#### Written request:
From the listing below, pull out all lines with "LEAN" in them.

——

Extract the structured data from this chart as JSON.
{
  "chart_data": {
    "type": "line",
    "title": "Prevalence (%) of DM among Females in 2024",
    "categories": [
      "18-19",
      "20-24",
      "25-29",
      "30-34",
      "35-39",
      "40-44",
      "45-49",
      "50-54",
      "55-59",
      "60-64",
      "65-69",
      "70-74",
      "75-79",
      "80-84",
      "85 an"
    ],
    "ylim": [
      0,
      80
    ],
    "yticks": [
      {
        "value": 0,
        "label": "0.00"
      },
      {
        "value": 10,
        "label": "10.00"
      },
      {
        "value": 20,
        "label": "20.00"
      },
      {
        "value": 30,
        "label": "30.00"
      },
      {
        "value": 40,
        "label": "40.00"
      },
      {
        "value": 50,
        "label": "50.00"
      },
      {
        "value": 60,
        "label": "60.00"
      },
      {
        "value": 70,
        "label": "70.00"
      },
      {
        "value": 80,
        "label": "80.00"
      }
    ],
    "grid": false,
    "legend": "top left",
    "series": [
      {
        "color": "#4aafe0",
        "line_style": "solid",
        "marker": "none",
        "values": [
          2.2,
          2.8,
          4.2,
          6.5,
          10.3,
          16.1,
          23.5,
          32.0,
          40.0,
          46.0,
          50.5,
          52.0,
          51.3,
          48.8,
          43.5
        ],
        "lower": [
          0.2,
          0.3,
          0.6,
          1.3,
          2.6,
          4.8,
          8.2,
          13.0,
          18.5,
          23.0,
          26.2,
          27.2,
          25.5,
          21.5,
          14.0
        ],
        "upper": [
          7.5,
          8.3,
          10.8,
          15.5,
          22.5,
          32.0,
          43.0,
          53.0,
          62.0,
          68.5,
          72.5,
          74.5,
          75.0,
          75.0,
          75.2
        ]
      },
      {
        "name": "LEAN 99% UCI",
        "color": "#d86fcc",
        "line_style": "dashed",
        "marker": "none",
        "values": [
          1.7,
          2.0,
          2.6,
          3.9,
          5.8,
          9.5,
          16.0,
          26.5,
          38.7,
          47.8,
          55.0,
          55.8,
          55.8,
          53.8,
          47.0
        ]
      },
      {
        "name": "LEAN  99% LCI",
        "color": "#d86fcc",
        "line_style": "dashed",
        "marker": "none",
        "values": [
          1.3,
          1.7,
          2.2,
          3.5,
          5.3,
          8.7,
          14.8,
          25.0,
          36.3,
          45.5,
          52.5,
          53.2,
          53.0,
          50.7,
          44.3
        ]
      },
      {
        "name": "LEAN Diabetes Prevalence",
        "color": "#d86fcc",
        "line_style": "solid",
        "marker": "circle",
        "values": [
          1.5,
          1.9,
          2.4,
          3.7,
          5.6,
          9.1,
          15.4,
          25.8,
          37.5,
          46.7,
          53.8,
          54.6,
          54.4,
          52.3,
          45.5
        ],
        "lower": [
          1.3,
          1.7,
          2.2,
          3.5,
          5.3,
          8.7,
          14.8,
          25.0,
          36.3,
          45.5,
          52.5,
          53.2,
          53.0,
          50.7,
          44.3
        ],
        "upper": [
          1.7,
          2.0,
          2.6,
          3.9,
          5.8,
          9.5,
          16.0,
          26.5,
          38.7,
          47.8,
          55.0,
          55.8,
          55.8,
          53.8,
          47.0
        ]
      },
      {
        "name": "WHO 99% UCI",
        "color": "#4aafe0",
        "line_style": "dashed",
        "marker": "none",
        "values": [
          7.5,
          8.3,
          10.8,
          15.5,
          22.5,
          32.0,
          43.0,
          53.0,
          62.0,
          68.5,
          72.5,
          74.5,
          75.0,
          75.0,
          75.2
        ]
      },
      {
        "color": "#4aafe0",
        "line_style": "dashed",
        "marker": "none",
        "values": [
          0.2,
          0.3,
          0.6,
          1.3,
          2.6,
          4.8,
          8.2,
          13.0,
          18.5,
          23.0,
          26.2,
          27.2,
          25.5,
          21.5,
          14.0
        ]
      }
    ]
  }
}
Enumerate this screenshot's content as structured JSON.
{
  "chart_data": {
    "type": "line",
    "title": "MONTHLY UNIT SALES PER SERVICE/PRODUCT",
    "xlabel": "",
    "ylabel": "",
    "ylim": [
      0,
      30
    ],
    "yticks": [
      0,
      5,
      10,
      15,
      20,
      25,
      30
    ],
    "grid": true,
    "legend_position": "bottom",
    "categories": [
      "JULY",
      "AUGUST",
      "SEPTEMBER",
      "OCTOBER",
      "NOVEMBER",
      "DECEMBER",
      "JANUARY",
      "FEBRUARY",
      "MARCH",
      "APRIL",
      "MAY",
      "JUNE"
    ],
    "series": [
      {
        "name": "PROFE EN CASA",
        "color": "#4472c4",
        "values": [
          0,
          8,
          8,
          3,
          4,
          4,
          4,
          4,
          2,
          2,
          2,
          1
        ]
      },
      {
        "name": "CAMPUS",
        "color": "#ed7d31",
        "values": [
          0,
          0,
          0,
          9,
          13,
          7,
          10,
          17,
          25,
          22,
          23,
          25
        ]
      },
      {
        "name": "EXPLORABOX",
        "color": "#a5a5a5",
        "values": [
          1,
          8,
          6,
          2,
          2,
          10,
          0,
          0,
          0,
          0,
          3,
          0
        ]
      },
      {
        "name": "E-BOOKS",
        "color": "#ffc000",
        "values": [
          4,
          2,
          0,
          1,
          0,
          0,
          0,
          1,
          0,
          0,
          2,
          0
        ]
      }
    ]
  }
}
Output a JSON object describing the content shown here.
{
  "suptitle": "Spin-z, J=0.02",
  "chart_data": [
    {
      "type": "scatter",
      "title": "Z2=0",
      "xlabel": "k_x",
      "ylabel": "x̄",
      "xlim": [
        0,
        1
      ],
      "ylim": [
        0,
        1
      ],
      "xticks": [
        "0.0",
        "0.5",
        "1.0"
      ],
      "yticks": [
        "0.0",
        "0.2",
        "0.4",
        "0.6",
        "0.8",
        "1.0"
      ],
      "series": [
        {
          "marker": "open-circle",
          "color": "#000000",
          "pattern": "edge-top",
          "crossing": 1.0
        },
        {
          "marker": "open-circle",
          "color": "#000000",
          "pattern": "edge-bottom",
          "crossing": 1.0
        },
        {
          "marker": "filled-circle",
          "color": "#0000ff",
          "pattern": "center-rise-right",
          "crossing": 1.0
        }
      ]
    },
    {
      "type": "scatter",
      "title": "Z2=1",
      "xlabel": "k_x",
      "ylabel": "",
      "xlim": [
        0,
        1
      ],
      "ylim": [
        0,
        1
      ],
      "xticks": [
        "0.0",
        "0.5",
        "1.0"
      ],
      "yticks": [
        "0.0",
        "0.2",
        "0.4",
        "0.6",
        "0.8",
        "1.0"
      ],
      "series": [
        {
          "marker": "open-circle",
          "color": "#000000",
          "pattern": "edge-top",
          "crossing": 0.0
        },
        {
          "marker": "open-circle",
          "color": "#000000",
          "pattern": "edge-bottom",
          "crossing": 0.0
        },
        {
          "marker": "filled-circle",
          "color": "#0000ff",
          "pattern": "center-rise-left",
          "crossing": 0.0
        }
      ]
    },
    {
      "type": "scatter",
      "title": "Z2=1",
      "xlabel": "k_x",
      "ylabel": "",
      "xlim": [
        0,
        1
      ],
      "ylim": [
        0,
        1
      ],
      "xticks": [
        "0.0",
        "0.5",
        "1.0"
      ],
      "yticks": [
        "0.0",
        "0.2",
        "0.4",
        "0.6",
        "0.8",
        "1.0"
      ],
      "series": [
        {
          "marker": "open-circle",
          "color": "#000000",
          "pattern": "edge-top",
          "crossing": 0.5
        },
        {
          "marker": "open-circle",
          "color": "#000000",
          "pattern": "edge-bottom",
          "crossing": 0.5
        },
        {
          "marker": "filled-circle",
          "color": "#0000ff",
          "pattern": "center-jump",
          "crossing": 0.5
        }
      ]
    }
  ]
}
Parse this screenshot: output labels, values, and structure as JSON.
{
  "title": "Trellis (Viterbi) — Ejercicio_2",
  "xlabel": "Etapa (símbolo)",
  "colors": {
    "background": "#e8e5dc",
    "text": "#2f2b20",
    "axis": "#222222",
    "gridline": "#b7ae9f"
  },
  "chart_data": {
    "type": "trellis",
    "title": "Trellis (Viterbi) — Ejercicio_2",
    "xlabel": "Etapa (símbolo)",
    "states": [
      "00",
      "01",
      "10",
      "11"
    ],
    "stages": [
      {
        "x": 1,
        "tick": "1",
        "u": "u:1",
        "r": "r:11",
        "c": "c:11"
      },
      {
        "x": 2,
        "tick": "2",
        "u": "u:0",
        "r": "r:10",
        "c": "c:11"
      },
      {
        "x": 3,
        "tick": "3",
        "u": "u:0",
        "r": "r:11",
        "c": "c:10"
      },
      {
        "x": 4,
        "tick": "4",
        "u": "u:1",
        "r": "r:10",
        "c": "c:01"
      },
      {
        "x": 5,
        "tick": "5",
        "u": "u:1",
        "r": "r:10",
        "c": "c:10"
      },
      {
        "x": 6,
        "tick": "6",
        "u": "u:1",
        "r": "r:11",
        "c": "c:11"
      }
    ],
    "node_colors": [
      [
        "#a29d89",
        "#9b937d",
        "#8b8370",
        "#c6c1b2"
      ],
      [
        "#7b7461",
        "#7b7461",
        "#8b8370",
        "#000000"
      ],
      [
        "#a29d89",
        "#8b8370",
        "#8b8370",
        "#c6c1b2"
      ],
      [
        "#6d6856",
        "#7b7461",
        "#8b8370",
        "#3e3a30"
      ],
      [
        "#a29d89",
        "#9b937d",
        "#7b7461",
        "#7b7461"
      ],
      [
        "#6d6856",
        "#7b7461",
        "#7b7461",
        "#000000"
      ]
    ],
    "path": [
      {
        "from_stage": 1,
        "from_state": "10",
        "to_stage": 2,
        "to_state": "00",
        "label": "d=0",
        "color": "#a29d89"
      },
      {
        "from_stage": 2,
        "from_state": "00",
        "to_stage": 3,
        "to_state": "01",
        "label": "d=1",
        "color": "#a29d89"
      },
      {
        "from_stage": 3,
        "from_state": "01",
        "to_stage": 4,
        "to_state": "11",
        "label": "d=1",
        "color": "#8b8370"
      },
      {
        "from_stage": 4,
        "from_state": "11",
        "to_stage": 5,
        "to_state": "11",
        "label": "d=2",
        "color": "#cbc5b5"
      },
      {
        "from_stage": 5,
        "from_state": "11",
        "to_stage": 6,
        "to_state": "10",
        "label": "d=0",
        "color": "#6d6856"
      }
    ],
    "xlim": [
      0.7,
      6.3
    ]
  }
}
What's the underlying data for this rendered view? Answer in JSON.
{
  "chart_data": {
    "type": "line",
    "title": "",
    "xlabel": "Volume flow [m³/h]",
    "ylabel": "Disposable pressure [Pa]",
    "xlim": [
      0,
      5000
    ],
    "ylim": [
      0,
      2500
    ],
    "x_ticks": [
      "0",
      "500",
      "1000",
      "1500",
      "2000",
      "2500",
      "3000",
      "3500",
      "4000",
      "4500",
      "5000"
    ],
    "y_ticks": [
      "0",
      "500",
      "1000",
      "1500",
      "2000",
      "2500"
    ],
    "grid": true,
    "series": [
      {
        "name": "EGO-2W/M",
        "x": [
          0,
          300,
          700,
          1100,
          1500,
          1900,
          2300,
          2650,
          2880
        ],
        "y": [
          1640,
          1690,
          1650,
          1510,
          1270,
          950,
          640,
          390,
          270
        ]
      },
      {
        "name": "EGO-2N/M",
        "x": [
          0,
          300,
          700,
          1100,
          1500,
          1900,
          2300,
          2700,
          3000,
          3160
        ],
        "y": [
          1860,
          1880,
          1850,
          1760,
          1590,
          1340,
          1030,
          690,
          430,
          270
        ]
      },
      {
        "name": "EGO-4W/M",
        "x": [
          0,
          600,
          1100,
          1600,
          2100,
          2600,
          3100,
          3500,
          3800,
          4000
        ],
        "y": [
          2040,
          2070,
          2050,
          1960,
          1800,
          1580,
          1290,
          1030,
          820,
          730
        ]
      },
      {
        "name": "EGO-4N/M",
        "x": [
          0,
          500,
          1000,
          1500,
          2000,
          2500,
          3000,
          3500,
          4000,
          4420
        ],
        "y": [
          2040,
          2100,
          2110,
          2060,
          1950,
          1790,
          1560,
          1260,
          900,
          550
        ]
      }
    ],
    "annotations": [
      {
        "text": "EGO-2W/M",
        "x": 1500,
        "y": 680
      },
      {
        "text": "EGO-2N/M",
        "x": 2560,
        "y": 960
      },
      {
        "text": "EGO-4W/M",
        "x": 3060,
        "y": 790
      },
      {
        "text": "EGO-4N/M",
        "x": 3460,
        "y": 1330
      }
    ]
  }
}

——

#### Expected answer:
        "name": "LEAN 99% UCI",
        "name": "LEAN  99% LCI",
        "name": "LEAN Diabetes Prevalence",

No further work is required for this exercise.